===== Quoted passage =====
The new congressional map, drawn and passed by the Democratic-controlled Maryland General Assembly, was signed into law by Governor Martin O'Malley on October 20, 2011. The map made the 6th district, at that time represented by Republican Roscoe Bartlett, much more favorable to Democrats.

==Overview==

United States House of Representatives elections in Maryland, 2012
| Party |  | Votes | Percentage | +/– | Seats | +/– |
|  | Democratic | 1,626,872 | 62.92% | +2.44% | 7 | +1 |
|  | Republican | 858,406 | 33.20% | -3.74% | 1 | -1 |
|  | Libertarian | 69,298 | 2.68% | +0.65% |  | - |
|  | Green | 10,104 | 0.39% | +0.39% |  | - |
|  | Others | 20,834 | 0.81% | +0.73% |  | - |
| Totals |  | 2,585,514 | 100.00% | - | 8 | - |

==District 1==

The redrawn 1st district includes Caroline, Cecil, Dorchester, Kent, Queen Anne's, Somerset, Talbot, Wicomico, and Worcester counties, as well as parts of Baltimore, Carroll, and Harford counties. Republican incumbent Andy Harris, who had been first elected in 2010, ran for re-election.
===== Supplied entries =====
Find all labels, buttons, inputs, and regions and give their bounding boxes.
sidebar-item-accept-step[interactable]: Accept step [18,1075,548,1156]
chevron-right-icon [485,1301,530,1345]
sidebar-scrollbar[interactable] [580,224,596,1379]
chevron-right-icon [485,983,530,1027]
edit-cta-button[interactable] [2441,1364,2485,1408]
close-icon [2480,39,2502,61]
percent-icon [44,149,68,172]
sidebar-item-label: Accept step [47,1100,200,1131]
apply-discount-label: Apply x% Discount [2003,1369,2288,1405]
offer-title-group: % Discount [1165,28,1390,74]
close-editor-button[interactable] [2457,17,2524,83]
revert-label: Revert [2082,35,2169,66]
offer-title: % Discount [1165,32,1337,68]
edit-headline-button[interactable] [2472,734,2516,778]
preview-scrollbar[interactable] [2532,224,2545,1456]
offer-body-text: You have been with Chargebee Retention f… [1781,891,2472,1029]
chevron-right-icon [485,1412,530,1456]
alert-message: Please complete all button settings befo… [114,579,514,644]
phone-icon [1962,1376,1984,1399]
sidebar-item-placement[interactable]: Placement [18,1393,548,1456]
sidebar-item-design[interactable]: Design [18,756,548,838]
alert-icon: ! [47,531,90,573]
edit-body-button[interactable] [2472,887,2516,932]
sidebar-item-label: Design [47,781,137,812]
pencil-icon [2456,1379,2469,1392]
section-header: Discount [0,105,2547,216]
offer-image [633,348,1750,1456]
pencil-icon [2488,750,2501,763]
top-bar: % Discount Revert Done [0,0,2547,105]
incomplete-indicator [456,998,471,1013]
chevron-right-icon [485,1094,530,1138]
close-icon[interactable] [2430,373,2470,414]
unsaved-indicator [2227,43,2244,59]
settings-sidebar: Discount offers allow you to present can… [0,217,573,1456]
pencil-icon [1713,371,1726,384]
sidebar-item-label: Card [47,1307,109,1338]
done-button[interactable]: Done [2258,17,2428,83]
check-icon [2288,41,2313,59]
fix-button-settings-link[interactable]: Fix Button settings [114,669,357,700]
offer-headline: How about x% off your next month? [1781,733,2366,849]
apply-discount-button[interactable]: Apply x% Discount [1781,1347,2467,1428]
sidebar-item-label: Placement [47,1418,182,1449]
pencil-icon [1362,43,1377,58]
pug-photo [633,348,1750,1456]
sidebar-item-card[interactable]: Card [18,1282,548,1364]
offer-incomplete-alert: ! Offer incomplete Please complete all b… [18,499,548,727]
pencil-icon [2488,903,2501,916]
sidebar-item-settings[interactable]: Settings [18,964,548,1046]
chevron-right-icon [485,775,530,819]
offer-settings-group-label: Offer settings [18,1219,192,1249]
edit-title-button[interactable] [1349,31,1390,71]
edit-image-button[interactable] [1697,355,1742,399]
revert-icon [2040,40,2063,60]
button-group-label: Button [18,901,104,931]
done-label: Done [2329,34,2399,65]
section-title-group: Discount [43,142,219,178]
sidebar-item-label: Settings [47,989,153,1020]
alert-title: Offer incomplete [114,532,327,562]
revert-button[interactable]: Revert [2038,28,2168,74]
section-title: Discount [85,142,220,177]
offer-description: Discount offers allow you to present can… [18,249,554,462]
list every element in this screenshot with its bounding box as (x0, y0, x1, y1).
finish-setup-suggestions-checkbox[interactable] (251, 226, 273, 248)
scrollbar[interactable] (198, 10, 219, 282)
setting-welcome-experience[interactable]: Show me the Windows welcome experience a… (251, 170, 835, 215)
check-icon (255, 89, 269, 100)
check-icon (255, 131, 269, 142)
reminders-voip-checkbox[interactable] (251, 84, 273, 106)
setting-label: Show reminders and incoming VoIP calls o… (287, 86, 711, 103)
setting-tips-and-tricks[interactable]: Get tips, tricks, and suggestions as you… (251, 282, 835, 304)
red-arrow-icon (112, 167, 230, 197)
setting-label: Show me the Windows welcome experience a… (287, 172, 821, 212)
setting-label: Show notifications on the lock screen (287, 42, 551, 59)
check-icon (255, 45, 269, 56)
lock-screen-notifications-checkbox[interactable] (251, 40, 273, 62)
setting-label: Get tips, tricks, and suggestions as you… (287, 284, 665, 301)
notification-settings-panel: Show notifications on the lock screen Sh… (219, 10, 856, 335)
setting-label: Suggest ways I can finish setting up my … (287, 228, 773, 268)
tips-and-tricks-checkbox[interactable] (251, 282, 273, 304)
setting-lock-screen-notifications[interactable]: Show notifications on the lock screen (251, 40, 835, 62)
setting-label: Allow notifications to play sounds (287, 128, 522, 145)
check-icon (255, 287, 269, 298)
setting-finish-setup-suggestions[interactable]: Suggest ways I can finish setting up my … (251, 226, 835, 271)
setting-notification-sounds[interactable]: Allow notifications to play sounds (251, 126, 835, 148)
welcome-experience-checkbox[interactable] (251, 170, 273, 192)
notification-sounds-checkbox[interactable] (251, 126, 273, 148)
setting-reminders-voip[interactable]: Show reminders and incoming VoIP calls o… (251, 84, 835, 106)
=====
▸ **Directions**:
• A. From the text on Maryland's 2012 House elections, quote the stretch from "The redrawn 1st" through "ran for re-election.".
• B. In one to three sentences, explain what made Maryland's 6th district more favorable to Democrats, as described in the text on the state's 2012 House elections.
• C. According to the text on Maryland's 2012 House elections, how many votes did the Libertarian Party receive?

▸ **Exercise responses**:
• A.
The redrawn 1st district includes Caroline, Cecil, Dorchester, Kent, Queen Anne's, Somerset, Talbot, Wicomico, and Worcester counties, as well as parts of Baltimore, Carroll, and Harford counties. Republican incumbent Andy Harris, who had been first elected in 2010, ran for re-election.

• B. The new congressional map made the district more favorable to Democrats. The Democratic-controlled Maryland General Assembly drew and passed that map, and Governor Martin O'Malley signed it into law on October 20, 2011.

• C. 69,298 votes.